Exercise prompt:
Without the images, print all the entries below exactly as given.

## START Record excerpts

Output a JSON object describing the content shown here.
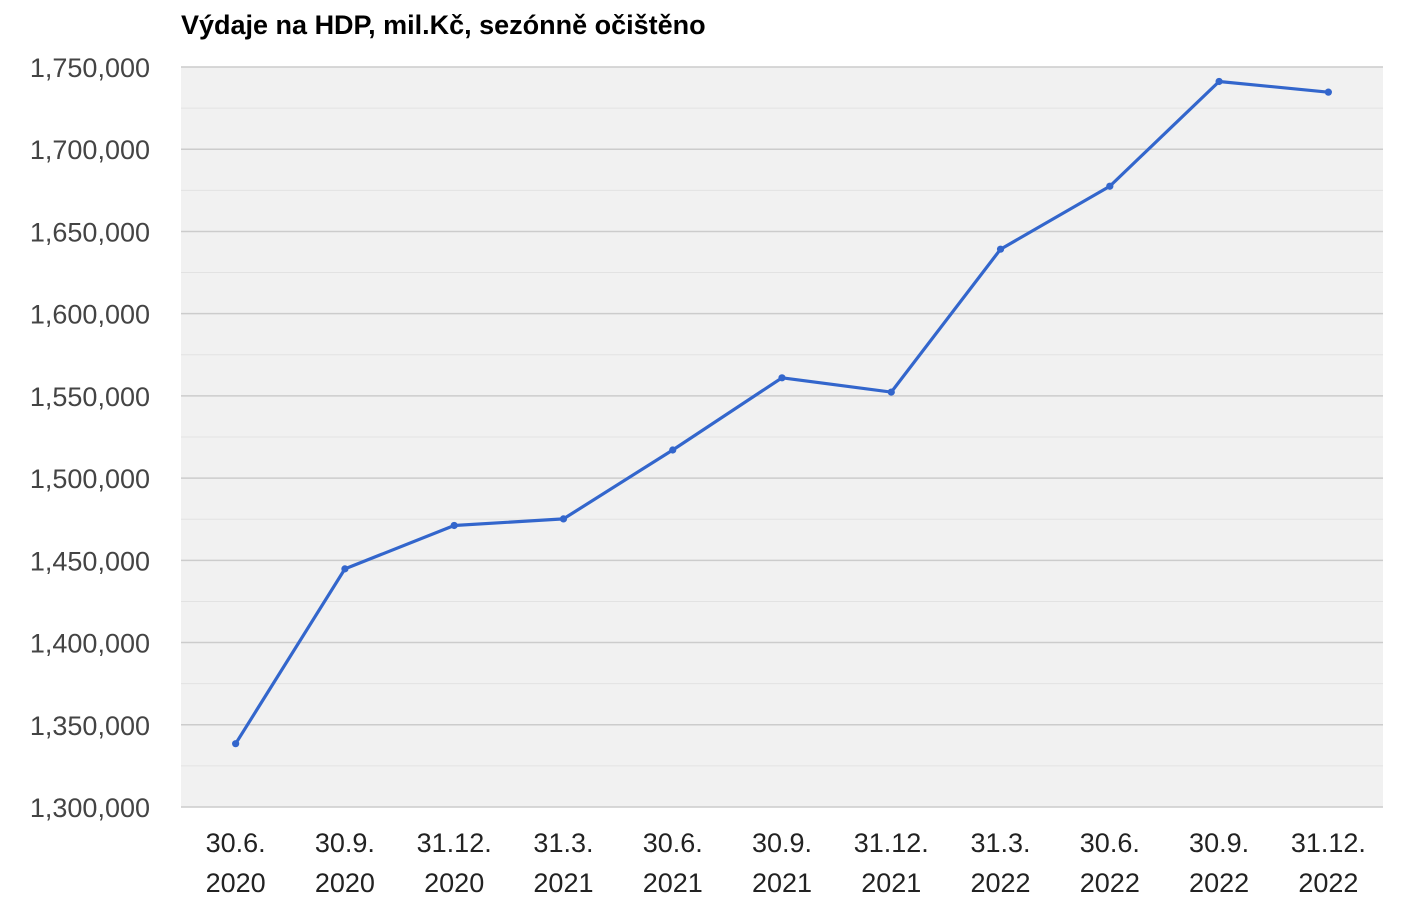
{
  "chart_data": {
    "type": "line",
    "title": "Výdaje na HDP, mil.Kč, sezónně očištěno",
    "xlabel": "",
    "ylabel": "",
    "categories": [
      [
        "30.6.",
        "2020"
      ],
      [
        "30.9.",
        "2020"
      ],
      [
        "31.12.",
        "2020"
      ],
      [
        "31.3.",
        "2021"
      ],
      [
        "30.6.",
        "2021"
      ],
      [
        "30.9.",
        "2021"
      ],
      [
        "31.12.",
        "2021"
      ],
      [
        "31.3.",
        "2022"
      ],
      [
        "30.6.",
        "2022"
      ],
      [
        "30.9.",
        "2022"
      ],
      [
        "31.12.",
        "2022"
      ]
    ],
    "series": [
      {
        "values": [
          1338500,
          1444800,
          1471200,
          1475200,
          1517100,
          1561000,
          1552300,
          1639200,
          1677500,
          1741200,
          1734700
        ],
        "color": "#3366cc"
      }
    ],
    "ylim": [
      1300000,
      1750000
    ],
    "yticks": [
      1300000,
      1350000,
      1400000,
      1450000,
      1500000,
      1550000,
      1600000,
      1650000,
      1700000,
      1750000
    ],
    "ytick_labels": [
      "1,300,000",
      "1,350,000",
      "1,400,000",
      "1,450,000",
      "1,500,000",
      "1,550,000",
      "1,600,000",
      "1,650,000",
      "1,700,000",
      "1,750,000"
    ],
    "grid": true,
    "minor_grid": true,
    "plot_background": "#f1f1f1",
    "grid_color": "#cccccc",
    "minor_grid_color": "#e2e2e2",
    "legend": "none"
  }
}
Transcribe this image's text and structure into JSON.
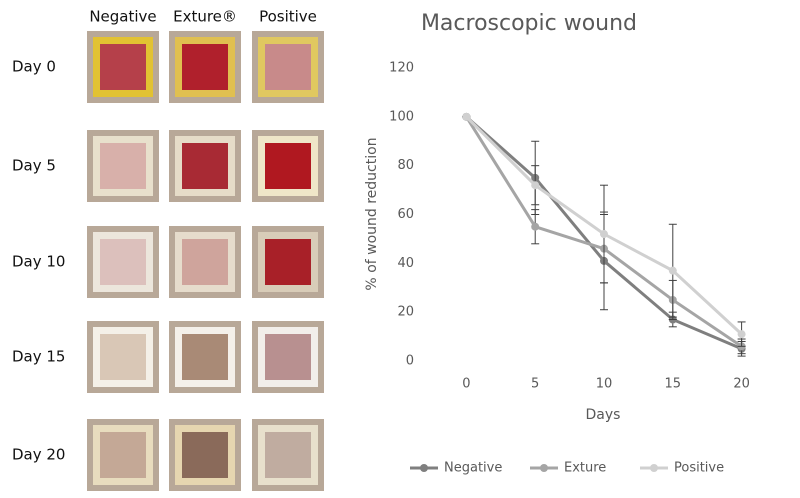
{
  "photo_grid": {
    "columns": [
      "Negative",
      "Exture®",
      "Positive"
    ],
    "rows": [
      "Day 0",
      "Day 5",
      "Day 10",
      "Day 15",
      "Day 20"
    ]
  },
  "chart_data": {
    "type": "line",
    "title": "Macroscopic wound",
    "x_label": "Days",
    "y_label": "% of wound reduction",
    "x": [
      0,
      5,
      10,
      15,
      20
    ],
    "series": [
      {
        "name": "Negative",
        "color": "#7f7f7f",
        "values": [
          100,
          75,
          41,
          17,
          5
        ],
        "errors": [
          0,
          15,
          20,
          3,
          3
        ]
      },
      {
        "name": "Exture",
        "color": "#a5a5a5",
        "values": [
          100,
          55,
          46,
          25,
          6
        ],
        "errors": [
          0,
          7,
          14,
          8,
          3
        ]
      },
      {
        "name": "Positive",
        "color": "#d0d0d0",
        "values": [
          100,
          72,
          52,
          37,
          11
        ],
        "errors": [
          0,
          8,
          20,
          19,
          5
        ]
      }
    ],
    "xlim": [
      -2.5,
      22.5
    ],
    "ylim": [
      0,
      120
    ],
    "xticks": [
      0,
      5,
      10,
      15,
      20
    ],
    "yticks": [
      0,
      20,
      40,
      60,
      80,
      100,
      120
    ],
    "grid": false,
    "legend": "bottom"
  }
}
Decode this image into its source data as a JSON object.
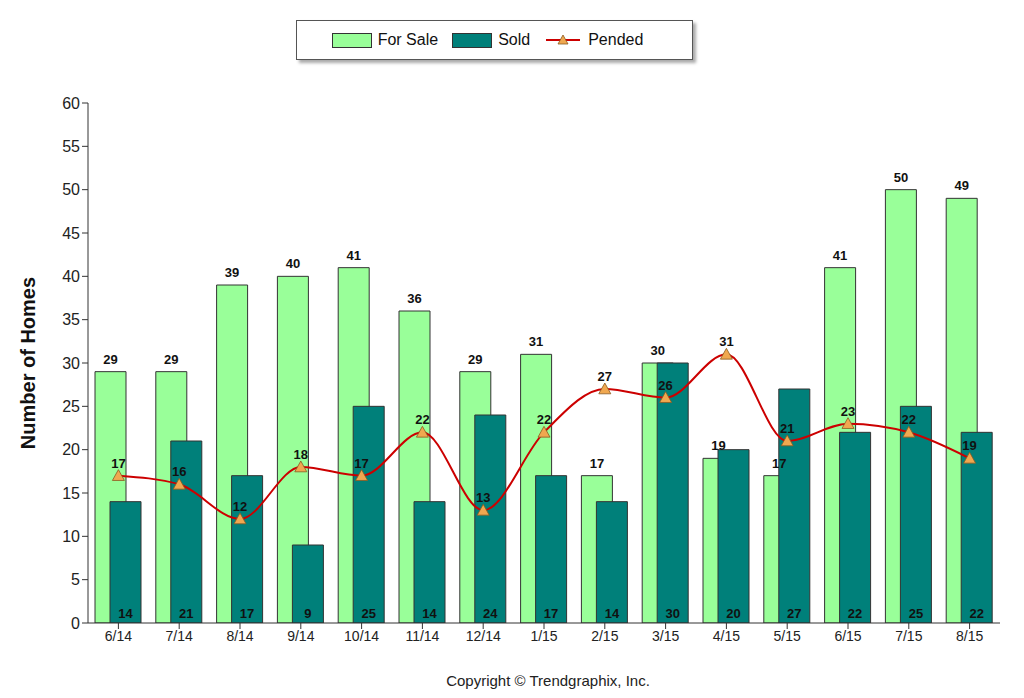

## END Record excerpts

Answer to the task:
Output a JSON object describing the content shown here.
{
  "chart_data": {
    "type": "line",
    "title": "Výdaje na HDP, mil.Kč, sezónně očištěno",
    "xlabel": "",
    "ylabel": "",
    "categories": [
      [
        "30.6.",
        "2020"
      ],
      [
        "30.9.",
        "2020"
      ],
      [
        "31.12.",
        "2020"
      ],
      [
        "31.3.",
        "2021"
      ],
      [
        "30.6.",
        "2021"
      ],
      [
        "30.9.",
        "2021"
      ],
      [
        "31.12.",
        "2021"
      ],
      [
        "31.3.",
        "2022"
      ],
      [
        "30.6.",
        "2022"
      ],
      [
        "30.9.",
        "2022"
      ],
      [
        "31.12.",
        "2022"
      ]
    ],
    "series": [
      {
        "values": [
          1338500,
          1444800,
          1471200,
          1475200,
          1517100,
          1561000,
          1552300,
          1639200,
          1677500,
          1741200,
          1734700
        ],
        "color": "#3366cc"
      }
    ],
    "ylim": [
      1300000,
      1750000
    ],
    "yticks": [
      1300000,
      1350000,
      1400000,
      1450000,
      1500000,
      1550000,
      1600000,
      1650000,
      1700000,
      1750000
    ],
    "ytick_labels": [
      "1,300,000",
      "1,350,000",
      "1,400,000",
      "1,450,000",
      "1,500,000",
      "1,550,000",
      "1,600,000",
      "1,650,000",
      "1,700,000",
      "1,750,000"
    ],
    "grid": true,
    "minor_grid": true,
    "plot_background": "#f1f1f1",
    "grid_color": "#cccccc",
    "minor_grid_color": "#e2e2e2",
    "legend": "none"
  }
}
Transcribe this image's text and structure into JSON.
{
  "photo_grid": {
    "columns": [
      "Negative",
      "Exture®",
      "Positive"
    ],
    "rows": [
      "Day 0",
      "Day 5",
      "Day 10",
      "Day 15",
      "Day 20"
    ]
  },
  "chart_data": {
    "type": "line",
    "title": "Macroscopic wound",
    "x_label": "Days",
    "y_label": "% of wound reduction",
    "x": [
      0,
      5,
      10,
      15,
      20
    ],
    "series": [
      {
        "name": "Negative",
        "color": "#7f7f7f",
        "values": [
          100,
          75,
          41,
          17,
          5
        ],
        "errors": [
          0,
          15,
          20,
          3,
          3
        ]
      },
      {
        "name": "Exture",
        "color": "#a5a5a5",
        "values": [
          100,
          55,
          46,
          25,
          6
        ],
        "errors": [
          0,
          7,
          14,
          8,
          3
        ]
      },
      {
        "name": "Positive",
        "color": "#d0d0d0",
        "values": [
          100,
          72,
          52,
          37,
          11
        ],
        "errors": [
          0,
          8,
          20,
          19,
          5
        ]
      }
    ],
    "xlim": [
      -2.5,
      22.5
    ],
    "ylim": [
      0,
      120
    ],
    "xticks": [
      0,
      5,
      10,
      15,
      20
    ],
    "yticks": [
      0,
      20,
      40,
      60,
      80,
      100,
      120
    ],
    "grid": false,
    "legend": "bottom"
  }
}
Decode this image into its source data as a JSON object.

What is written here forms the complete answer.